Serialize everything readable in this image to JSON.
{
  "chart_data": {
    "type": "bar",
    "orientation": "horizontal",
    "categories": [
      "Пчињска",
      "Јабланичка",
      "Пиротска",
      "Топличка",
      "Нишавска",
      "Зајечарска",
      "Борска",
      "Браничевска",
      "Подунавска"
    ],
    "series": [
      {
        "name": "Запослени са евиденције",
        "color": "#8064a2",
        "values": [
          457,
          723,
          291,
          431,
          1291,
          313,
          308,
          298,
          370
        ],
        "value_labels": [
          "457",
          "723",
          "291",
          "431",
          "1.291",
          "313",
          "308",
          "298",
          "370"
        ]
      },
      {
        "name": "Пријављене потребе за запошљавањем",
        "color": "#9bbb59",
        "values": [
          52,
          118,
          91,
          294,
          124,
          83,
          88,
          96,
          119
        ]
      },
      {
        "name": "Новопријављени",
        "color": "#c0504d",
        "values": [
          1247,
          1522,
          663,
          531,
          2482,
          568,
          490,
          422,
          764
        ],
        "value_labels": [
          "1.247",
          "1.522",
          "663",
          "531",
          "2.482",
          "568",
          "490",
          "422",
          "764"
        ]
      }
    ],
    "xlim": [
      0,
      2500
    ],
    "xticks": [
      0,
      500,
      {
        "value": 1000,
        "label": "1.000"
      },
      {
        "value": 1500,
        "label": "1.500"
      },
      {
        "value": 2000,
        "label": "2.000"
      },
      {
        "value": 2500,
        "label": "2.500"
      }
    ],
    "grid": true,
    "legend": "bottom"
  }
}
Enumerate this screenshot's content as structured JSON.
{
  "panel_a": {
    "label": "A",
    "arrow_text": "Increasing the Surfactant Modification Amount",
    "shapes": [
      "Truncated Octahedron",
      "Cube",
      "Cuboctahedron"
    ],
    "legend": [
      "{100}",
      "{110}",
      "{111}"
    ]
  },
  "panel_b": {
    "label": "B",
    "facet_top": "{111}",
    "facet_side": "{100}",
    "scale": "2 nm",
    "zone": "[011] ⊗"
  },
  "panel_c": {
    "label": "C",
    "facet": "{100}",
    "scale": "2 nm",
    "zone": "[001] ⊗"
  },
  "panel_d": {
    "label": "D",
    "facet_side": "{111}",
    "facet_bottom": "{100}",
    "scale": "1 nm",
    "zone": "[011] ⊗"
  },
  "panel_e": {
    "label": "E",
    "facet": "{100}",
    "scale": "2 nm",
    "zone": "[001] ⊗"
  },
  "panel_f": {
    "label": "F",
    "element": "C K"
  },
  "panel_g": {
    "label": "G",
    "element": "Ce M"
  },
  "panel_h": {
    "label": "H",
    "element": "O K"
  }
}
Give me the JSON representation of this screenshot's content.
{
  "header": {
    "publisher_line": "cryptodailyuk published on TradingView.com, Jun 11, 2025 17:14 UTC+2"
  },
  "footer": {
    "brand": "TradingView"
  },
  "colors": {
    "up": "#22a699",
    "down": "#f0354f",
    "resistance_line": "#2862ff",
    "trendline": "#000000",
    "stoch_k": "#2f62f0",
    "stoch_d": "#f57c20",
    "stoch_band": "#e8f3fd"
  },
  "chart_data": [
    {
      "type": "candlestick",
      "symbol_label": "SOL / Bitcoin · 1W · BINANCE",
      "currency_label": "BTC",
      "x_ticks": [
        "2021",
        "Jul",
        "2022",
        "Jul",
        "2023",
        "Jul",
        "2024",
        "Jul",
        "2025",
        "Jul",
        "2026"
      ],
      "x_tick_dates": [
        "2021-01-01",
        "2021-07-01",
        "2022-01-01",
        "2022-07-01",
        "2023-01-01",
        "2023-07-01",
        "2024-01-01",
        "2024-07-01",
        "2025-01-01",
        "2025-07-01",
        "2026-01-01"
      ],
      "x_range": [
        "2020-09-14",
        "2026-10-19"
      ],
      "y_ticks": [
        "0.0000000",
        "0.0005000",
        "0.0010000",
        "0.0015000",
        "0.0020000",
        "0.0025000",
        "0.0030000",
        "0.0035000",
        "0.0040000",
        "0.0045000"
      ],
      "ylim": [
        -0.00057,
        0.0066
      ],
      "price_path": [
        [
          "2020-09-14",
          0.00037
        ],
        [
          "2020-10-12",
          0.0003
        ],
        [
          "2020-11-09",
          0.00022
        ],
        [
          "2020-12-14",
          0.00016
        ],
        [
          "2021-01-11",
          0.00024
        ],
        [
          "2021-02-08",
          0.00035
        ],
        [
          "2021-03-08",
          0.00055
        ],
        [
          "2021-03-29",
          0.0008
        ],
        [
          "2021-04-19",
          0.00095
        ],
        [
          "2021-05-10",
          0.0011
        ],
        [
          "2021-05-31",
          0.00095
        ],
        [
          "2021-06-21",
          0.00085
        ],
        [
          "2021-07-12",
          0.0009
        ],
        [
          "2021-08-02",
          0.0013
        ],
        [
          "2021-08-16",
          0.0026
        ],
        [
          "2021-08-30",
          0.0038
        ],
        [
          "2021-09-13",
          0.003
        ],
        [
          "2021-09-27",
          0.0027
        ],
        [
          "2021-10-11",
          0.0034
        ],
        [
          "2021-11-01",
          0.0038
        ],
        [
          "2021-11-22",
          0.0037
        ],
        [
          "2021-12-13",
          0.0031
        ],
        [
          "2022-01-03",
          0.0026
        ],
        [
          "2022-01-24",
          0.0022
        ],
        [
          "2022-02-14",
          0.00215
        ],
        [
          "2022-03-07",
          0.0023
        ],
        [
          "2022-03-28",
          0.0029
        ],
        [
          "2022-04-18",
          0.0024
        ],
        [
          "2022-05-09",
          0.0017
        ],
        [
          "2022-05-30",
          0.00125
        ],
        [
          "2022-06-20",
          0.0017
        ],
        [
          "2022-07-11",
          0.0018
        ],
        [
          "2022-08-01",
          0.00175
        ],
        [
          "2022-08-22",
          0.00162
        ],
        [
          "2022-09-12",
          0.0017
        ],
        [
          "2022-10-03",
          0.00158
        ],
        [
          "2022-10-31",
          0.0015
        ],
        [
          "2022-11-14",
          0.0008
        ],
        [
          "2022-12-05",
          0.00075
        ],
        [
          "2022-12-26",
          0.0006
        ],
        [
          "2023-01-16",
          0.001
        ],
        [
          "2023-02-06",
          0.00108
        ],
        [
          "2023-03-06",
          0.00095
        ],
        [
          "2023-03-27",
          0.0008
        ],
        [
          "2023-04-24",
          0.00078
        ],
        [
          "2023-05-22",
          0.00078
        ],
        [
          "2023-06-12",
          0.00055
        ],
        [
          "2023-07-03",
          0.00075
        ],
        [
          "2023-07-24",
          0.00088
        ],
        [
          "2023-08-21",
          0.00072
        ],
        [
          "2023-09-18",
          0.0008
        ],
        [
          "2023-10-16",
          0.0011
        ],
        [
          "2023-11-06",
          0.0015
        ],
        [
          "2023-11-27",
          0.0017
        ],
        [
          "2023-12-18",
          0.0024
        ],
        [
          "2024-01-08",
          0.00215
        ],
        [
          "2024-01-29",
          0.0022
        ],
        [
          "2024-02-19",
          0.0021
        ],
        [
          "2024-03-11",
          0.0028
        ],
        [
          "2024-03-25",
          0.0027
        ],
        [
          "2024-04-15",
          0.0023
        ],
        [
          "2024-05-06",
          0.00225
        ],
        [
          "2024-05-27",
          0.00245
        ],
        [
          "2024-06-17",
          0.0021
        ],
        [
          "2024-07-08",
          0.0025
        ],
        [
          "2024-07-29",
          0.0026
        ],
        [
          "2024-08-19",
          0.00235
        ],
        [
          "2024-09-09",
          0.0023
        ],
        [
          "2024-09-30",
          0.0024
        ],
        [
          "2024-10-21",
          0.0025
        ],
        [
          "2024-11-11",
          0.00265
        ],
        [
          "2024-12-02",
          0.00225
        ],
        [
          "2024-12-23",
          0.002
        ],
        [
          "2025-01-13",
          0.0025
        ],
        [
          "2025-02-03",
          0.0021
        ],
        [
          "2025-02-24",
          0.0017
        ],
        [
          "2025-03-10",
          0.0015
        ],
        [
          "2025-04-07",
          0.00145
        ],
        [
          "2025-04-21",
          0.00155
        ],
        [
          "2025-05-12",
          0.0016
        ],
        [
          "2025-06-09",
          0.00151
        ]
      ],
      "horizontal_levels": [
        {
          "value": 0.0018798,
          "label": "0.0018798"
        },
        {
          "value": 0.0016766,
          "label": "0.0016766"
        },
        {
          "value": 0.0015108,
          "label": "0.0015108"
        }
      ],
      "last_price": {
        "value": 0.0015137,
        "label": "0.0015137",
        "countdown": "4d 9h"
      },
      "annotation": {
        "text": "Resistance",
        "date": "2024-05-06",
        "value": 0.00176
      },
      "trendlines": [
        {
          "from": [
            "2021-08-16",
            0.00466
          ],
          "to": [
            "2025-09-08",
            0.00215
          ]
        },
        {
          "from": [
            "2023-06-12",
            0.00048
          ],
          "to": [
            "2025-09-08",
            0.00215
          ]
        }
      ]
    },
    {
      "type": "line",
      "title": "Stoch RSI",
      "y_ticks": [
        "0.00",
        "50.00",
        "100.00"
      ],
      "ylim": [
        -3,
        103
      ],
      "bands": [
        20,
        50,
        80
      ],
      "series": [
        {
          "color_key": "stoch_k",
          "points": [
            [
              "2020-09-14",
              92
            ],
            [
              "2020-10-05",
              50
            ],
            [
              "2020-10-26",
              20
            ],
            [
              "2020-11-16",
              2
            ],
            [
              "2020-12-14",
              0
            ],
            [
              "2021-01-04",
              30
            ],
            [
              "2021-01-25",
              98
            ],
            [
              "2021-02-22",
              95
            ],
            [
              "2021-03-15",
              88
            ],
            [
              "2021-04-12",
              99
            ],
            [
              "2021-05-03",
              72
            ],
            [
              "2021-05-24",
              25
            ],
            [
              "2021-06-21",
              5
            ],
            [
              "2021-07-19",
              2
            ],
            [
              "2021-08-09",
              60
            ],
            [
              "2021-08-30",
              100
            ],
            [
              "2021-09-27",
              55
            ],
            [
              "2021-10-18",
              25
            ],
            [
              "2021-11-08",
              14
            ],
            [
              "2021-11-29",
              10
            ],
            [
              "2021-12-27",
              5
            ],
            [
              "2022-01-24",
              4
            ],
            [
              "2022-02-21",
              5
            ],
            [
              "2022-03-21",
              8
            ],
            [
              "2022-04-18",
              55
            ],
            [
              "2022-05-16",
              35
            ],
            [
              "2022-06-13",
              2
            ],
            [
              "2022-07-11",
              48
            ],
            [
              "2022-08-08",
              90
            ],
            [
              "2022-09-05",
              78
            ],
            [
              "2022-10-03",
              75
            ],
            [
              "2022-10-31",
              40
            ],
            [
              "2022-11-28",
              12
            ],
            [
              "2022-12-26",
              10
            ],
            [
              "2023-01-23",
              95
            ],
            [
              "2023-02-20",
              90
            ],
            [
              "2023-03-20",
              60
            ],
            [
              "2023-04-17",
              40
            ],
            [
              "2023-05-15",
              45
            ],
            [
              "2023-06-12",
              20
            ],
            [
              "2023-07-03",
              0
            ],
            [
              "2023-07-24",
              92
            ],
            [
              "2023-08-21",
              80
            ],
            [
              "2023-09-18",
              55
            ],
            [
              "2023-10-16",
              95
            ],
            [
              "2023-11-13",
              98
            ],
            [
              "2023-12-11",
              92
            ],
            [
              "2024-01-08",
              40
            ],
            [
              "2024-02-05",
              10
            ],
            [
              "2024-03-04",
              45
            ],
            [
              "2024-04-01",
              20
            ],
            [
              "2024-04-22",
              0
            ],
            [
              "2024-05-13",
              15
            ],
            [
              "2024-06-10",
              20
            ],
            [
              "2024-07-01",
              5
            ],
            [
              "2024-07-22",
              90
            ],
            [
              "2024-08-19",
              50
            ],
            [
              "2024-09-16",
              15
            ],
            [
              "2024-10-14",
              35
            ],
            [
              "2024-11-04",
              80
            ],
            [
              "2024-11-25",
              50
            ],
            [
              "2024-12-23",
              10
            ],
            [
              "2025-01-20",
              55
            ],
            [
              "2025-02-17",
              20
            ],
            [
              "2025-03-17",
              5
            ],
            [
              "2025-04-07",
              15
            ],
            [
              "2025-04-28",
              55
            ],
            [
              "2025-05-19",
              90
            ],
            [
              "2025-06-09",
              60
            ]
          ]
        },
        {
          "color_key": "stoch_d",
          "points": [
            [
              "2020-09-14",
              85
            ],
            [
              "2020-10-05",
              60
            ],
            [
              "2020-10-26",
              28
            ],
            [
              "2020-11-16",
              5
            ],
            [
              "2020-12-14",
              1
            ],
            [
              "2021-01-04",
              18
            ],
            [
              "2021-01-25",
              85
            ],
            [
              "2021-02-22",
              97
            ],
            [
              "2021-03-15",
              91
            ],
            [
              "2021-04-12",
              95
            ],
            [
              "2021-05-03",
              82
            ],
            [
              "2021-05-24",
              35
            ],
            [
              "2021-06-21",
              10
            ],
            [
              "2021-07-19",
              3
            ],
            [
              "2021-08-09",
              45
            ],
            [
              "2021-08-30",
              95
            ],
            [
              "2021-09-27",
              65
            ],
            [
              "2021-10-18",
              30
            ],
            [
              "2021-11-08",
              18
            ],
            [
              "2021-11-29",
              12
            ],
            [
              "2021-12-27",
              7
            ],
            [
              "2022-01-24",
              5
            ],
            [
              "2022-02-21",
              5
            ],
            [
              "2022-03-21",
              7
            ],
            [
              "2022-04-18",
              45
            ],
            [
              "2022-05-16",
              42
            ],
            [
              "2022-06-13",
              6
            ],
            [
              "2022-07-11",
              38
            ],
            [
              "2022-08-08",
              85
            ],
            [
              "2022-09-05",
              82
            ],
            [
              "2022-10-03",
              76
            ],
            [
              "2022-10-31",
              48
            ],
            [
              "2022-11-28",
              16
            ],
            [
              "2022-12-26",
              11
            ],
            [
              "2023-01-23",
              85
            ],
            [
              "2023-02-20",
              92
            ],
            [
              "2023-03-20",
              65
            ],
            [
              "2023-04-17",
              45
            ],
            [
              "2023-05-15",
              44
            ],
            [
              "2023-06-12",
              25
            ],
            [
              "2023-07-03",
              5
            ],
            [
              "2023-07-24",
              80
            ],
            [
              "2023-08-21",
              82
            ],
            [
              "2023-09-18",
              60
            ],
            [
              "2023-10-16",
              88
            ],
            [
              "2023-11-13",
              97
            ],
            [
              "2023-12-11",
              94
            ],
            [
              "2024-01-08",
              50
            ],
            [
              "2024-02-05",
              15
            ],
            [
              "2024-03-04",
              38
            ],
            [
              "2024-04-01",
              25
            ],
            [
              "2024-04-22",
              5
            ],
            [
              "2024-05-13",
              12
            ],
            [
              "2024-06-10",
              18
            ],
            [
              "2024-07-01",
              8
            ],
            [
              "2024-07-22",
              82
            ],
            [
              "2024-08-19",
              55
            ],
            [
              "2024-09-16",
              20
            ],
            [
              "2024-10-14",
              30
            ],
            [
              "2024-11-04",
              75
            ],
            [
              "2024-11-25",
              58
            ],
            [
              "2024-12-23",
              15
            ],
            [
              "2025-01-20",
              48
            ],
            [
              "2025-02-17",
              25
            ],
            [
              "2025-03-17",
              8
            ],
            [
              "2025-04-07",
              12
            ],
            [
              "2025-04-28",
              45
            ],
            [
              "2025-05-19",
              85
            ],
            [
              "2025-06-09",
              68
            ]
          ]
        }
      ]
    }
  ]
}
+ + + +
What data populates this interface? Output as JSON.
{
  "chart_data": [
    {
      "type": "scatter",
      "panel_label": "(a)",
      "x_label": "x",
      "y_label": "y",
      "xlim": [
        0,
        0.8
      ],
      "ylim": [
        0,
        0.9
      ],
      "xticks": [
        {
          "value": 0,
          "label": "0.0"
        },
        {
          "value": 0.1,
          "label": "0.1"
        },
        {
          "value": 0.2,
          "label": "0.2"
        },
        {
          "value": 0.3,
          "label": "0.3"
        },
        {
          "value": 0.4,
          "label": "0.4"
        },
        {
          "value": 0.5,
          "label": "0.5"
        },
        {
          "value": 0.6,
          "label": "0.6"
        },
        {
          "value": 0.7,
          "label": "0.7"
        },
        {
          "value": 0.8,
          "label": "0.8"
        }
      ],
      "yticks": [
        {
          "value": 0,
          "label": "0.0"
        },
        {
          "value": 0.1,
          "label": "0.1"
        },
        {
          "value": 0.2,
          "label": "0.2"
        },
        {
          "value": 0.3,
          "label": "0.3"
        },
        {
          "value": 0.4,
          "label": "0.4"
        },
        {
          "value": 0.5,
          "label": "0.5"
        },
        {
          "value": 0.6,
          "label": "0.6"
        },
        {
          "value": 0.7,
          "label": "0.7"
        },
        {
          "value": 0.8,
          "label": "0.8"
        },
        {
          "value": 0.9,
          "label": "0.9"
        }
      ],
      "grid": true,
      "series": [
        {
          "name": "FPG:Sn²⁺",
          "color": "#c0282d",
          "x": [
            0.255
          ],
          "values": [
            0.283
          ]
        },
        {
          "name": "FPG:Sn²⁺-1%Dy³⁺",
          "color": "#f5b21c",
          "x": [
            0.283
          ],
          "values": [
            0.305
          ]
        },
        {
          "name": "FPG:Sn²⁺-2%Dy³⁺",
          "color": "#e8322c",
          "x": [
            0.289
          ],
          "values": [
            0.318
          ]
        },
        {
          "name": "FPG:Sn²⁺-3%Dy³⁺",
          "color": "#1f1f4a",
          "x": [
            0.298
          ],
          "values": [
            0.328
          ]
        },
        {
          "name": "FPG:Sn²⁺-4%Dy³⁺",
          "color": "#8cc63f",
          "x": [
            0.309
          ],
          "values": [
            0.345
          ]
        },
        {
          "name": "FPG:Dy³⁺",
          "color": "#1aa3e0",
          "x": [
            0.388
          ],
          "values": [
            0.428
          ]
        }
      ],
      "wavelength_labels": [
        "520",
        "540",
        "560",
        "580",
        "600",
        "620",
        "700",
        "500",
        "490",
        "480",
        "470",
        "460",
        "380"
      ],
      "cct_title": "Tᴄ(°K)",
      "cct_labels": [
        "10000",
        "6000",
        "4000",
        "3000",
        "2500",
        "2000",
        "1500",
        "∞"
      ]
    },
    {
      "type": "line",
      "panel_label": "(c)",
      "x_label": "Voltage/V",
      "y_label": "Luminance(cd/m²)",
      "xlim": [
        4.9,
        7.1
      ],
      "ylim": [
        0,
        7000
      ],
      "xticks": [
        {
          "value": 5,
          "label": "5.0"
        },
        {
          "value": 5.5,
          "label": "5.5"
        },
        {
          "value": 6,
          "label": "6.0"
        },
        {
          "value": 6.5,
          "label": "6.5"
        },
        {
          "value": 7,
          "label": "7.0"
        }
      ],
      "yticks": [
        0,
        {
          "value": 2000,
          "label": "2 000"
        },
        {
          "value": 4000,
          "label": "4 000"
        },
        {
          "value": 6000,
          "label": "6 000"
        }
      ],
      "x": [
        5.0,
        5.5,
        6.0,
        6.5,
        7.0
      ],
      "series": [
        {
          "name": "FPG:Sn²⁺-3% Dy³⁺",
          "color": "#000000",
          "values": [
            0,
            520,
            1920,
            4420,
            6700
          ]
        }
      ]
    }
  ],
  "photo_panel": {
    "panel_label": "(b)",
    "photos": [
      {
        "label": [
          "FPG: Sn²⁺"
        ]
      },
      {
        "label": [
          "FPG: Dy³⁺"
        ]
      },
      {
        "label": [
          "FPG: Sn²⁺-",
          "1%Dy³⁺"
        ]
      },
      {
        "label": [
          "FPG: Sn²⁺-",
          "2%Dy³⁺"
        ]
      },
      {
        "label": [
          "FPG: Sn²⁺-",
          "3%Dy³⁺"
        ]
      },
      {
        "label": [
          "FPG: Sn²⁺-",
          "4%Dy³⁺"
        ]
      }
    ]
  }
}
+ + + +
Exactly how many lines of the listing above contain the string "name"? Give no more than the number.

§ PROBLEM SOLUTION:
10